### Exercise details
Any picture among the records should be left out, please; retype the rest exactly.

### Material for this exercise
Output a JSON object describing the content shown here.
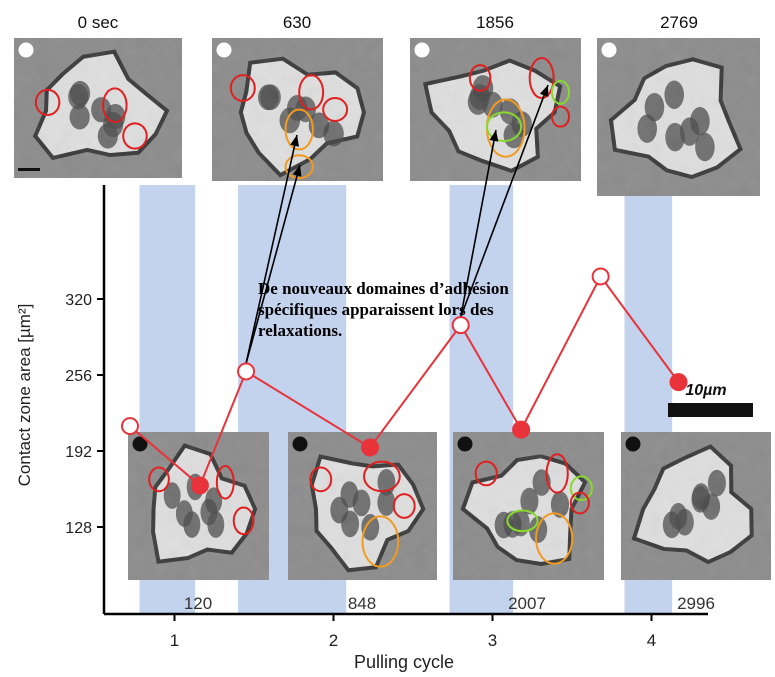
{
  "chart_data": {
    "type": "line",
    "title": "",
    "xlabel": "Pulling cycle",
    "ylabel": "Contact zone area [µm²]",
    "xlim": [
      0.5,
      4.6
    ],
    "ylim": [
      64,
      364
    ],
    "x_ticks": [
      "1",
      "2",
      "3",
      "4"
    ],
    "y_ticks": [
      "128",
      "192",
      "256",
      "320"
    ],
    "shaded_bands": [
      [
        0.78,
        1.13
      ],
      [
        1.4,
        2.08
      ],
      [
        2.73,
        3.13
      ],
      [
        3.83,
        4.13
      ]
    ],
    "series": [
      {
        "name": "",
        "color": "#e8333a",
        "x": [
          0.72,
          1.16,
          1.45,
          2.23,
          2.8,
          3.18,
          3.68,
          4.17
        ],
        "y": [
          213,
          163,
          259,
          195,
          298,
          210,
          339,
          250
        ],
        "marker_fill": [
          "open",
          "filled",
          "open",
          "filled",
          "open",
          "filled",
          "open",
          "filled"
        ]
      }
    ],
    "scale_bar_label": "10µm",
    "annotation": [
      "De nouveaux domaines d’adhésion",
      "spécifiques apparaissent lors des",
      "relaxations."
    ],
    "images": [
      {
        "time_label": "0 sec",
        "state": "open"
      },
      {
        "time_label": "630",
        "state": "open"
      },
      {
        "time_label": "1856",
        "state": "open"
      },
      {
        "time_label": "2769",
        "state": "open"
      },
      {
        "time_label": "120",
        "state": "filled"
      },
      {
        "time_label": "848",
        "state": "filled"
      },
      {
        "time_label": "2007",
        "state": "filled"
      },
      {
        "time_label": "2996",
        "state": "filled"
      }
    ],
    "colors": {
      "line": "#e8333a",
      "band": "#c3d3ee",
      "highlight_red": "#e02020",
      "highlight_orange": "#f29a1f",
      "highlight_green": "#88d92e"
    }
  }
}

### Response to the task
Output a JSON object describing the content shown here.
{
  "chart_data": {
    "type": "line",
    "title": "",
    "xlabel": "Pulling cycle",
    "ylabel": "Contact zone area [µm²]",
    "xlim": [
      0.5,
      4.6
    ],
    "ylim": [
      64,
      364
    ],
    "x_ticks": [
      "1",
      "2",
      "3",
      "4"
    ],
    "y_ticks": [
      "128",
      "192",
      "256",
      "320"
    ],
    "shaded_bands": [
      [
        0.78,
        1.13
      ],
      [
        1.4,
        2.08
      ],
      [
        2.73,
        3.13
      ],
      [
        3.83,
        4.13
      ]
    ],
    "series": [
      {
        "name": "",
        "color": "#e8333a",
        "x": [
          0.72,
          1.16,
          1.45,
          2.23,
          2.8,
          3.18,
          3.68,
          4.17
        ],
        "y": [
          213,
          163,
          259,
          195,
          298,
          210,
          339,
          250
        ],
        "marker_fill": [
          "open",
          "filled",
          "open",
          "filled",
          "open",
          "filled",
          "open",
          "filled"
        ]
      }
    ],
    "scale_bar_label": "10µm",
    "annotation": [
      "De nouveaux domaines d’adhésion",
      "spécifiques apparaissent lors des",
      "relaxations."
    ],
    "images": [
      {
        "time_label": "0 sec",
        "state": "open"
      },
      {
        "time_label": "630",
        "state": "open"
      },
      {
        "time_label": "1856",
        "state": "open"
      },
      {
        "time_label": "2769",
        "state": "open"
      },
      {
        "time_label": "120",
        "state": "filled"
      },
      {
        "time_label": "848",
        "state": "filled"
      },
      {
        "time_label": "2007",
        "state": "filled"
      },
      {
        "time_label": "2996",
        "state": "filled"
      }
    ],
    "colors": {
      "line": "#e8333a",
      "band": "#c3d3ee",
      "highlight_red": "#e02020",
      "highlight_orange": "#f29a1f",
      "highlight_green": "#88d92e"
    }
  }
}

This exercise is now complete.